* DATA ROWS
··········

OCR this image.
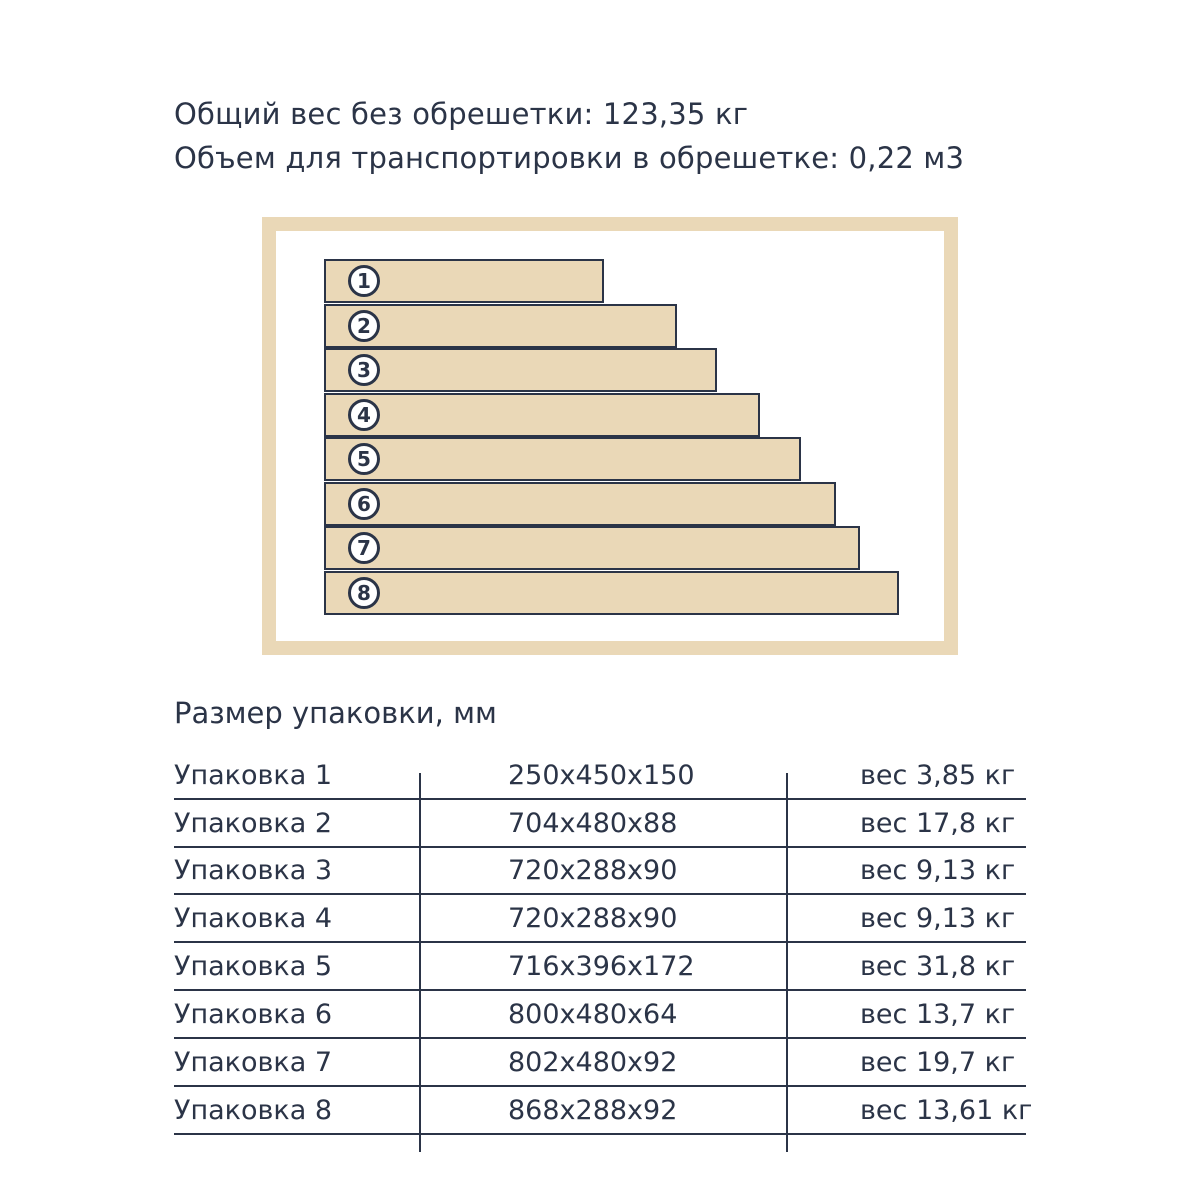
Общий вес без обрешетки: 123,35 кг
Объем для транспортировки в обрешетке: 0,22 м3
1
2
3
4
5
6
7
8
Размер упаковки, мм
Упаковка 1	250x450x150	вес 3,85 кг
Упаковка 2	704x480x88	вес 17,8 кг
Упаковка 3	720x288x90	вес 9,13 кг
Упаковка 4	720x288x90	вес 9,13 кг
Упаковка 5	716x396x172	вес 31,8 кг
Упаковка 6	800x480x64	вес 13,7 кг
Упаковка 7	802x480x92	вес 19,7 кг
Упаковка 8	868x288x92	вес 13,61 кг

··········

* WHAT TO DO
Extract all the entries word for word; omit any pictures.

* ANSWER FOR THE TASK
OCR this image.
Общий вес без обрешетки: 123,35 кг
Объем для транспортировки в обрешетке: 0,22 м3
1
2
3
4
5
6
7
8
Размер упаковки, мм
Упаковка 1	250x450x150	вес 3,85 кг
Упаковка 2	704x480x88	вес 17,8 кг
Упаковка 3	720x288x90	вес 9,13 кг
Упаковка 4	720x288x90	вес 9,13 кг
Упаковка 5	716x396x172	вес 31,8 кг
Упаковка 6	800x480x64	вес 13,7 кг
Упаковка 7	802x480x92	вес 19,7 кг
Упаковка 8	868x288x92	вес 13,61 кг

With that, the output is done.